INSTRUCTIONS TO FOLLOW:
Gather up the lines that contain "Decode".

SOURCE RECORDS:

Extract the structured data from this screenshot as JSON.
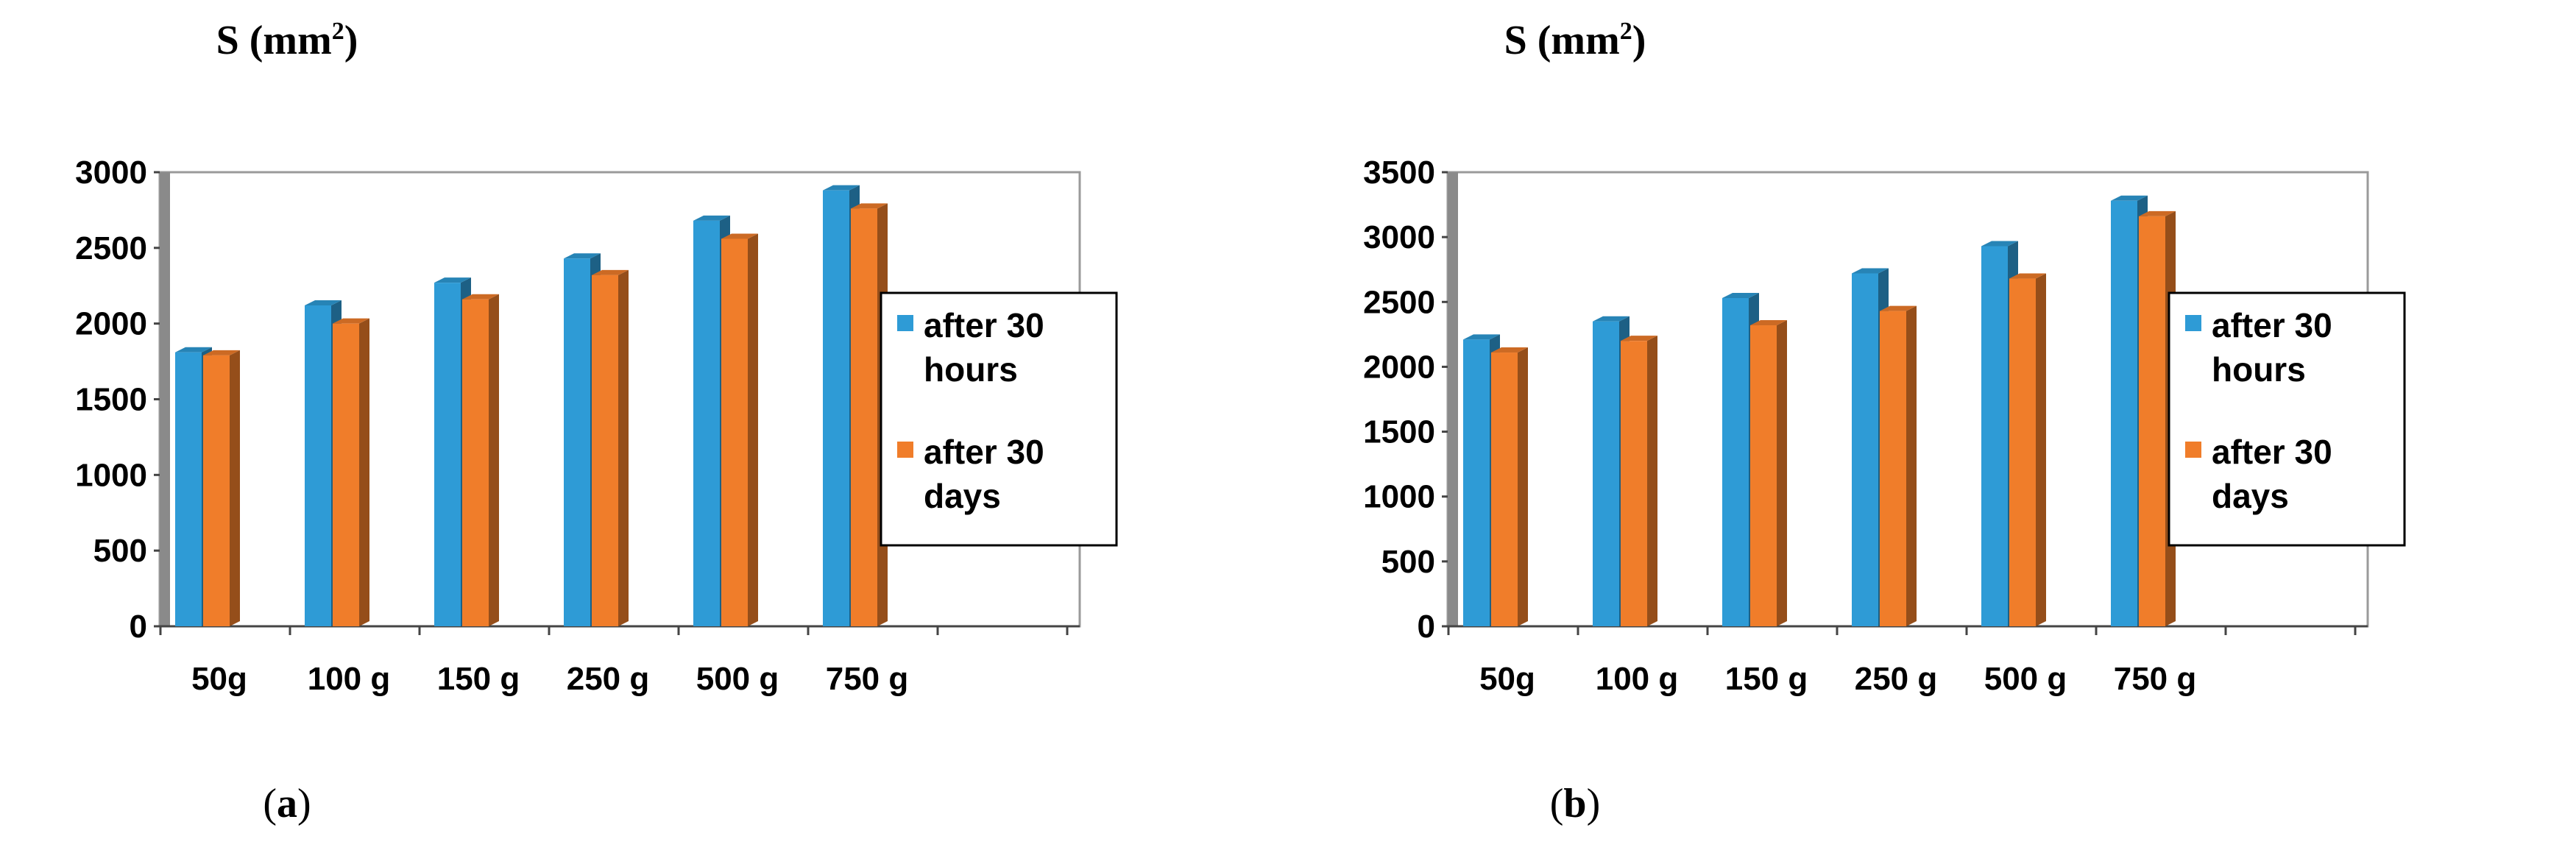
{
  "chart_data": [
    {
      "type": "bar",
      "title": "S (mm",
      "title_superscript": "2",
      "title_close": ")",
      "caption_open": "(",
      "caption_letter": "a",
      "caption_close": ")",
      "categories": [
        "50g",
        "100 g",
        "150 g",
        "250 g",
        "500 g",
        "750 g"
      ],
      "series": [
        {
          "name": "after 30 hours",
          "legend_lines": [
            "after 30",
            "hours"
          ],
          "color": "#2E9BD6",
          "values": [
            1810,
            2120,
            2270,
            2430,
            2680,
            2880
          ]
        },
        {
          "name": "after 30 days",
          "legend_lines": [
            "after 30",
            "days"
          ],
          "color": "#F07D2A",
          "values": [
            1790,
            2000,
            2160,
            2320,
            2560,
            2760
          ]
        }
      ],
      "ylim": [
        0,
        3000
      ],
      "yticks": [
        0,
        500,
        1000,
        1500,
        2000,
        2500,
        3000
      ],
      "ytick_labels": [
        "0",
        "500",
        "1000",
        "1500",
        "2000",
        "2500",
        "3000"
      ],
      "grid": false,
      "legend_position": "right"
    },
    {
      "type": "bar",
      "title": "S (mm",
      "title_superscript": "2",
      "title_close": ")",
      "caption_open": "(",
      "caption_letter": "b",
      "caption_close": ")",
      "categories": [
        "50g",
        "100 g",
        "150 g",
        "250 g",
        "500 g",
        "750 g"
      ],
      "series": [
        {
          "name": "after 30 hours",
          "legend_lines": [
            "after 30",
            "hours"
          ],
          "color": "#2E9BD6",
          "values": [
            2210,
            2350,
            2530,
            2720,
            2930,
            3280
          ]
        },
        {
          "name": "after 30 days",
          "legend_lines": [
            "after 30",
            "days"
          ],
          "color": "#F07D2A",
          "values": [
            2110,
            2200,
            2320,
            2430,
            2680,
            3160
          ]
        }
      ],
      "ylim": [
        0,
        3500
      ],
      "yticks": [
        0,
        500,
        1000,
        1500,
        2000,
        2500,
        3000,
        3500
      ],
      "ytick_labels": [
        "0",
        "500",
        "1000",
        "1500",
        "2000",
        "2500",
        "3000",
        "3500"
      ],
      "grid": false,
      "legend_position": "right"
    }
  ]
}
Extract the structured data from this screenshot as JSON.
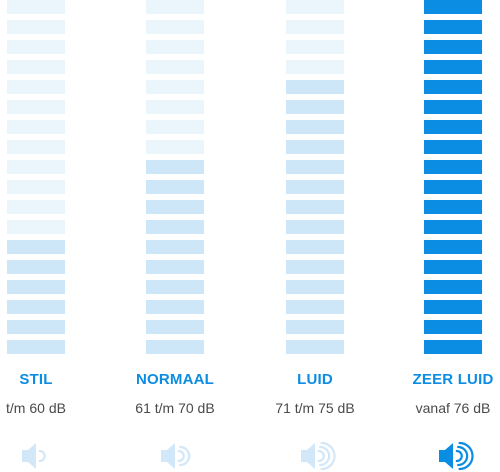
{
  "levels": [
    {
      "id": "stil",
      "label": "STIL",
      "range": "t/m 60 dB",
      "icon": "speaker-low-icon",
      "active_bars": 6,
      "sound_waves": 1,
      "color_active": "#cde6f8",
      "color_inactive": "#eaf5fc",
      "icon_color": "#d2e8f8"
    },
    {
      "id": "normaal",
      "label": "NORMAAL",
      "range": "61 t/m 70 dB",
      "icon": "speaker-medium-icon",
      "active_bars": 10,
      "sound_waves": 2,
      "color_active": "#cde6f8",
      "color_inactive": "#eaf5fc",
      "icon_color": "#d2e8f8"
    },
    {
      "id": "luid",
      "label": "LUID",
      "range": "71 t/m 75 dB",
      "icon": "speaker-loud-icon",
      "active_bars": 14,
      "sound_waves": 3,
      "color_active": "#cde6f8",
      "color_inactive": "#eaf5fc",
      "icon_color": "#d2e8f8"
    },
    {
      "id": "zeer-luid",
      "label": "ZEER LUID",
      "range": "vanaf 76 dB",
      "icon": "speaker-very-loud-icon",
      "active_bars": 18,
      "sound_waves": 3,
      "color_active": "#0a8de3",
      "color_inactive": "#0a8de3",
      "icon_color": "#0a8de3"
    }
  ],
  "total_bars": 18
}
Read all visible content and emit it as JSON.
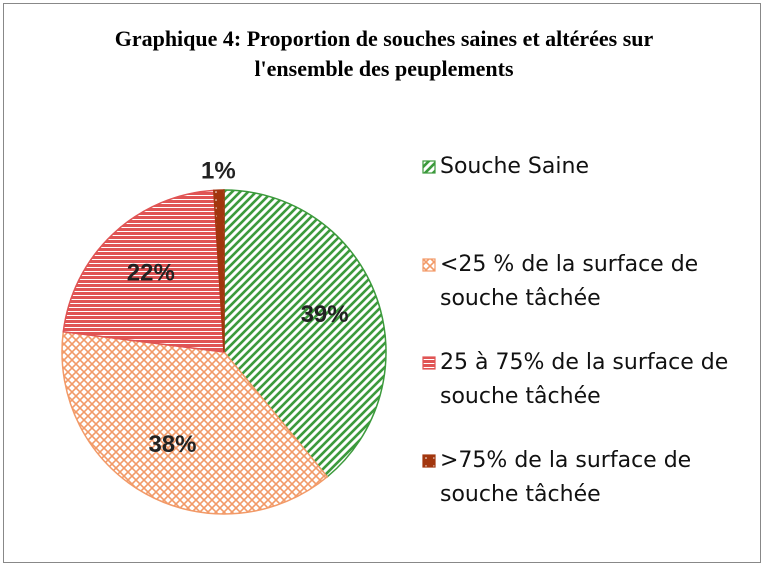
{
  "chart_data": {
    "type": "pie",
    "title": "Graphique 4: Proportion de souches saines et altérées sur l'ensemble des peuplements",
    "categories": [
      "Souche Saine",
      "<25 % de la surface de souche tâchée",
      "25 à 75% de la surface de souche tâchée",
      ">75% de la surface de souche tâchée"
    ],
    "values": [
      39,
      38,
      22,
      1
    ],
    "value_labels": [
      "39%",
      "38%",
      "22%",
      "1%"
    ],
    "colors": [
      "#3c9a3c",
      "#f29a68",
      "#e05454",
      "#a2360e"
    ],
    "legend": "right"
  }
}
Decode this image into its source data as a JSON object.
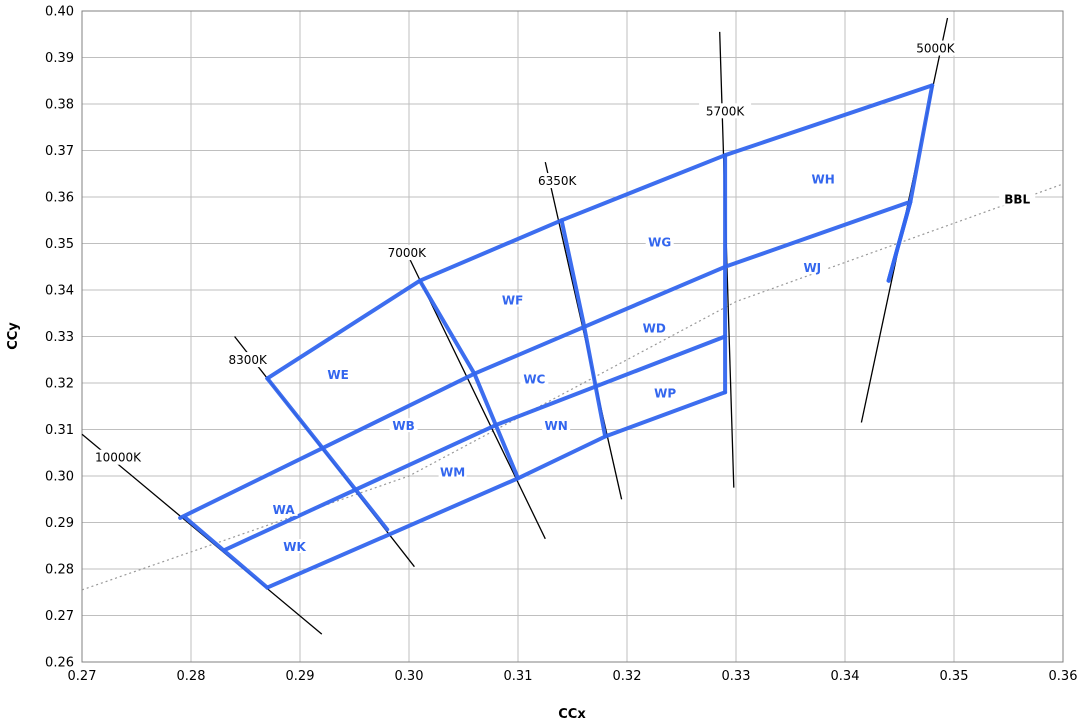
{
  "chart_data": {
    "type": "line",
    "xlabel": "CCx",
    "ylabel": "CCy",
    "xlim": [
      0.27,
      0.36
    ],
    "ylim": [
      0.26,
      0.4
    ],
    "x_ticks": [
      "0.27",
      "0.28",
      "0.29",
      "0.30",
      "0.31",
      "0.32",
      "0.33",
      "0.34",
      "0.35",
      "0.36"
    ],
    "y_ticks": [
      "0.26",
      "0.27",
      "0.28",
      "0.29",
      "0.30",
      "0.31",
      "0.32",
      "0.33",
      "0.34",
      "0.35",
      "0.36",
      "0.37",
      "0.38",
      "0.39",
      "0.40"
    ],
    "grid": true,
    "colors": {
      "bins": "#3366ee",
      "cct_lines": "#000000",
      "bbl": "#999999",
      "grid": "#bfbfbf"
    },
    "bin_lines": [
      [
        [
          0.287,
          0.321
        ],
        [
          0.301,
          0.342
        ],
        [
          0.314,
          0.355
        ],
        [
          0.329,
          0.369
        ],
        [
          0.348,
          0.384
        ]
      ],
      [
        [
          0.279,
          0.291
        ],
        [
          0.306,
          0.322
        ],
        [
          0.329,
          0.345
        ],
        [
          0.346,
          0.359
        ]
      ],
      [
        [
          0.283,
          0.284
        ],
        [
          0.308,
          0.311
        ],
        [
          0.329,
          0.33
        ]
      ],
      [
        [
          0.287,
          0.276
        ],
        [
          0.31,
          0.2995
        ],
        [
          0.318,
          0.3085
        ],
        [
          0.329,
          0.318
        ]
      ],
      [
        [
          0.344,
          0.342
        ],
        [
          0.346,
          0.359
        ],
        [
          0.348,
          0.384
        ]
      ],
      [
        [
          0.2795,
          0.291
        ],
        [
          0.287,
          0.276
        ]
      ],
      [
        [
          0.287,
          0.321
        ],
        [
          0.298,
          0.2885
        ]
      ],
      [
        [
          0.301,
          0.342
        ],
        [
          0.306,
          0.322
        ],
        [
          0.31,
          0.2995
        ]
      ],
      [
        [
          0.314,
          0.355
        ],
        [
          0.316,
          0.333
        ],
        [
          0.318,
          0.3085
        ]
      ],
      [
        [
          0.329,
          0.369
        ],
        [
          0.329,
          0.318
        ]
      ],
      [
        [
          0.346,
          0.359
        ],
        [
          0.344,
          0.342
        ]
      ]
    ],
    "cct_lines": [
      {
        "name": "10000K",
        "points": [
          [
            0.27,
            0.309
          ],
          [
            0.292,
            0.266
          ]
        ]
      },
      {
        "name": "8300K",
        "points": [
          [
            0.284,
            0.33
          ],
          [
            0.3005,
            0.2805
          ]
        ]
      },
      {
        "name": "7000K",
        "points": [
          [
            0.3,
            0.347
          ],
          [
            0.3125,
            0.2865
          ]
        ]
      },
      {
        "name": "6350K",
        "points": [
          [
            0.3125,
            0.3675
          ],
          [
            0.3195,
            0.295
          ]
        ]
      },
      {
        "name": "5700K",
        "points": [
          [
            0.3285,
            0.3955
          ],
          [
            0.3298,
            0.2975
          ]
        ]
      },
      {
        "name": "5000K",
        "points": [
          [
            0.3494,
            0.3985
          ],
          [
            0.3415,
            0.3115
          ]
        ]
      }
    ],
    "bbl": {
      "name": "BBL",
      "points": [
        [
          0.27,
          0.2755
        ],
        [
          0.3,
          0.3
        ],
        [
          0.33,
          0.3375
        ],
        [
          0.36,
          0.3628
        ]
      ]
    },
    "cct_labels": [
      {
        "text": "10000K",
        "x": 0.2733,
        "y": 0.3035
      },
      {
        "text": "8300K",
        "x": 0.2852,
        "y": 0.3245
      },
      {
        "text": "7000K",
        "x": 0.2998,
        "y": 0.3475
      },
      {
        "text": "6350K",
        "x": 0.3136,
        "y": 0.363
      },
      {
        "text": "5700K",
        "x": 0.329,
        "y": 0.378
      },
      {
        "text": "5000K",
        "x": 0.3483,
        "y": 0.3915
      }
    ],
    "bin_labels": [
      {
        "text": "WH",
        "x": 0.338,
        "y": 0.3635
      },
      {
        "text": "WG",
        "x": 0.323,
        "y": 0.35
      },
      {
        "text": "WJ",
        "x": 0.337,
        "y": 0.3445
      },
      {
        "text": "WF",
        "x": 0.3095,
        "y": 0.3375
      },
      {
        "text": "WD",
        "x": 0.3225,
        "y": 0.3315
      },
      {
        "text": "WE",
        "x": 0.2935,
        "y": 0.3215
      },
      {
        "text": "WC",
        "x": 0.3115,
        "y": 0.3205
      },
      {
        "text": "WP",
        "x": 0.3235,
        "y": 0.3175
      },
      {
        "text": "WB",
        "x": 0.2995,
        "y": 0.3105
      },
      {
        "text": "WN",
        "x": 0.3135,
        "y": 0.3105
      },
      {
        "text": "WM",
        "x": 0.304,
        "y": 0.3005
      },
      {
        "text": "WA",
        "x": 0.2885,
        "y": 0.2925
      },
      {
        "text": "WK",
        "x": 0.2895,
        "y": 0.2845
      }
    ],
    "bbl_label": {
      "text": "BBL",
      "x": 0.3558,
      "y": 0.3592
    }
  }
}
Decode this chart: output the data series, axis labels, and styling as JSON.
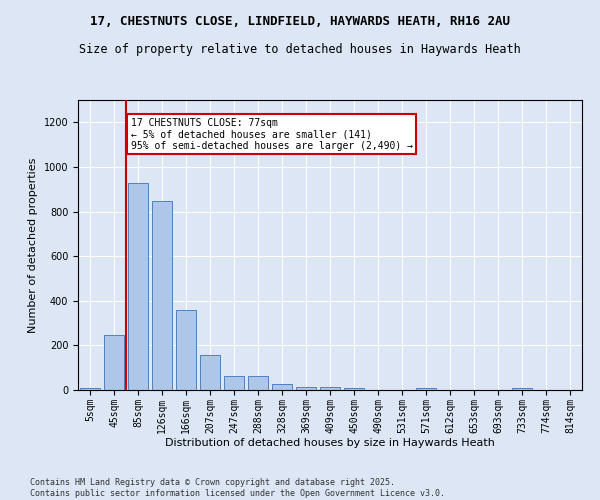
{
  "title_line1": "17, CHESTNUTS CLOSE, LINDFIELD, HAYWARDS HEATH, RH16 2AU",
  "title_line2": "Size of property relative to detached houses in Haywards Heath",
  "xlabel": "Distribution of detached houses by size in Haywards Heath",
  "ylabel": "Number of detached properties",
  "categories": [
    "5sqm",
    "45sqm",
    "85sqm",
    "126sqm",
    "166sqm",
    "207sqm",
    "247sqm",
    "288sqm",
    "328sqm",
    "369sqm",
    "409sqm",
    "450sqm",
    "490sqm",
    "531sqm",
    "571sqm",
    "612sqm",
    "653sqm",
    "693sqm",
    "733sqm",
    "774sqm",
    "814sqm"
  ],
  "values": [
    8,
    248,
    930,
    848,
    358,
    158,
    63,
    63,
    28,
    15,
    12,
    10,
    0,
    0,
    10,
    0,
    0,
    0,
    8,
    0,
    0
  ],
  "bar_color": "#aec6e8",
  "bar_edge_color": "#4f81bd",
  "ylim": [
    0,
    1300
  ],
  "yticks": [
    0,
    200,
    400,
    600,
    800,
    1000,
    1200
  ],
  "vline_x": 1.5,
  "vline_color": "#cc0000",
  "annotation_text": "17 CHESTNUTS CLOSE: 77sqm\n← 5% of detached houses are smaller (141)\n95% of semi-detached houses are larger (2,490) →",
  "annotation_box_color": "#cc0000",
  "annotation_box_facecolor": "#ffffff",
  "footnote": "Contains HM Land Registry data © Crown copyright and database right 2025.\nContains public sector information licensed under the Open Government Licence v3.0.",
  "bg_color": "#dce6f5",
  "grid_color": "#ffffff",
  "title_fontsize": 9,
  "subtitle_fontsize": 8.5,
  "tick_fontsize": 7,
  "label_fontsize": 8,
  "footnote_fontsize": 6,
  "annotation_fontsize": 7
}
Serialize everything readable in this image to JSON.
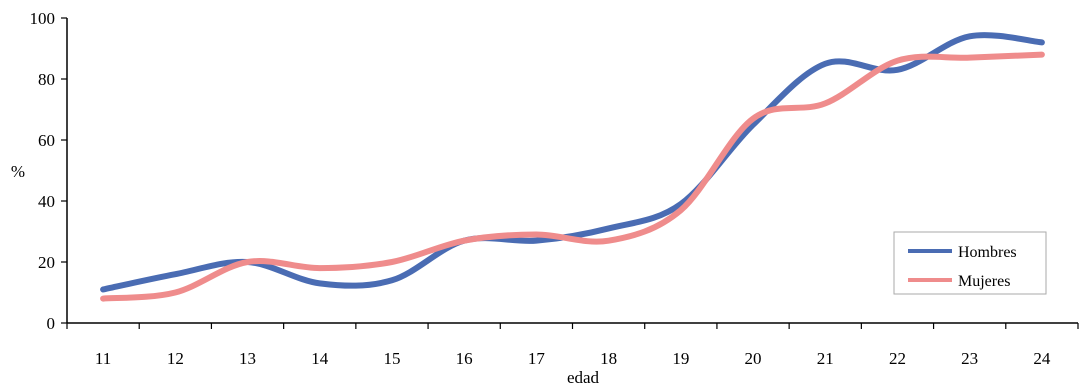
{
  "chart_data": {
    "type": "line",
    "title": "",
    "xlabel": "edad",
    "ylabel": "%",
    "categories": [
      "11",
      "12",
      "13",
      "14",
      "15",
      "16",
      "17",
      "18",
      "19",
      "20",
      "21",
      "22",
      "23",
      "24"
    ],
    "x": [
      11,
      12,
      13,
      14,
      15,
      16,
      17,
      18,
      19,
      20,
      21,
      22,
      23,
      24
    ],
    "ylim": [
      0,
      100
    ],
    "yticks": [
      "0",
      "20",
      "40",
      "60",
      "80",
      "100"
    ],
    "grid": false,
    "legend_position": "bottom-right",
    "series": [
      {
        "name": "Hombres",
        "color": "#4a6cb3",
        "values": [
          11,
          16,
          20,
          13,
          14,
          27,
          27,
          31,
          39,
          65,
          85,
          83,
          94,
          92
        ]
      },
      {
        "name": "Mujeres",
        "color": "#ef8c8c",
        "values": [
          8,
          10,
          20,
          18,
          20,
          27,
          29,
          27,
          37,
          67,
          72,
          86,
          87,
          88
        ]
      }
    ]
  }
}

FINAL ANSWER:
Decode this image into its source data as a JSON object.
Decode this chart: output the data series, axis labels, and styling as JSON.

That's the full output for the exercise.